_SET EXERCISE:_ Find how many lines in the material contain "text"; your answer should be that number alone.
— begin —
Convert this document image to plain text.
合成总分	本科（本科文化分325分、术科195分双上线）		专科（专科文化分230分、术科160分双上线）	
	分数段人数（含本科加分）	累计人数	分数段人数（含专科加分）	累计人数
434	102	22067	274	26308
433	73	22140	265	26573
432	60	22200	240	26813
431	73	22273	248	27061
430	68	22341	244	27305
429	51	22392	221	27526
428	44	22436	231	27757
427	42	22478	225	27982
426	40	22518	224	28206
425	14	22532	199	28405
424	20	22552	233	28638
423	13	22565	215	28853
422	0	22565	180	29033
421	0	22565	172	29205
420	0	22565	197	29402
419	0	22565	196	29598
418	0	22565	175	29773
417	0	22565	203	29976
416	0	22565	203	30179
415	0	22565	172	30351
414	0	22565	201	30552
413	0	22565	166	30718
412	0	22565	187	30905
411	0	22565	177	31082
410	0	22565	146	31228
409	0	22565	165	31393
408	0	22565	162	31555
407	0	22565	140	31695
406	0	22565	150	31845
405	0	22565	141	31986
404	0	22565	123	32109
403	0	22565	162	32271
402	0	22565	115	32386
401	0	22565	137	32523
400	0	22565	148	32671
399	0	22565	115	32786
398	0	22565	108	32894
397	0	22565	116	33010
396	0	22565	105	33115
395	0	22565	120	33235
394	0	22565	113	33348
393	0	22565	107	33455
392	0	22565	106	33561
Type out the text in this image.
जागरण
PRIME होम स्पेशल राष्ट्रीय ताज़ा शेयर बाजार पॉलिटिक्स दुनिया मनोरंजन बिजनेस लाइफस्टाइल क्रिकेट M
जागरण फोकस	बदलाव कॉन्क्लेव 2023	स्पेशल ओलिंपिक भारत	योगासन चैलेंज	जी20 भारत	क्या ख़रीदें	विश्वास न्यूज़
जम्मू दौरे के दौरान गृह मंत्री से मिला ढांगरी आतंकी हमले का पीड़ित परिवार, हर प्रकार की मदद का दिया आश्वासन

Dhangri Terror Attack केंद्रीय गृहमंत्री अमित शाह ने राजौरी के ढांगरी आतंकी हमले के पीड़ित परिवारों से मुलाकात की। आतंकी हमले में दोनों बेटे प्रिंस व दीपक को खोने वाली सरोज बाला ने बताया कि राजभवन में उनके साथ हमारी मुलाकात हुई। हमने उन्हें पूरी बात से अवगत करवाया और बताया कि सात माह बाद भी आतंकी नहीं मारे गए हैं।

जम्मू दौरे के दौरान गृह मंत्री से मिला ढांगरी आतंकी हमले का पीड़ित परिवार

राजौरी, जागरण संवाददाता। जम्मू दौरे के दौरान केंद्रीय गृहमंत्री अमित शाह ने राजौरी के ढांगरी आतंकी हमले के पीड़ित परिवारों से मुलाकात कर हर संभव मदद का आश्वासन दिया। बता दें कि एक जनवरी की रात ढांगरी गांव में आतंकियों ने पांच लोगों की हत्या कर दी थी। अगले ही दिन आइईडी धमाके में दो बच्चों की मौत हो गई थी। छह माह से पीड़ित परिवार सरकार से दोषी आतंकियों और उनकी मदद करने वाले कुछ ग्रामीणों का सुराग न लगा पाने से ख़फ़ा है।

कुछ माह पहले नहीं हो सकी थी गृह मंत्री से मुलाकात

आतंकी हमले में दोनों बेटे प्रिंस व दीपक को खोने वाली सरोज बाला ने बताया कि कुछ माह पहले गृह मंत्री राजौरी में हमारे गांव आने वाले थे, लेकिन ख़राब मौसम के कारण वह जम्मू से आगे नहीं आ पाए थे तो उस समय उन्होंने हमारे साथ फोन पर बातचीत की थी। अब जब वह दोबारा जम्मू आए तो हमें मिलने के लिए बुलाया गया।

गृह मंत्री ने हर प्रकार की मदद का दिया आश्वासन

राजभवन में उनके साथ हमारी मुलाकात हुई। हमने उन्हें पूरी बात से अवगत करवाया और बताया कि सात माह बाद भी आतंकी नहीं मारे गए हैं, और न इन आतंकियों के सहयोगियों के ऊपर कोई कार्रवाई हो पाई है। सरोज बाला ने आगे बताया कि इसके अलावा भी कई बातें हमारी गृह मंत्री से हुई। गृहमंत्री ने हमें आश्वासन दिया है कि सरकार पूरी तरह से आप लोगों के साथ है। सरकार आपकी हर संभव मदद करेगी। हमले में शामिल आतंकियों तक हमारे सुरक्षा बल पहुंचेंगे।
— end —
_FINAL RESULT:_ 2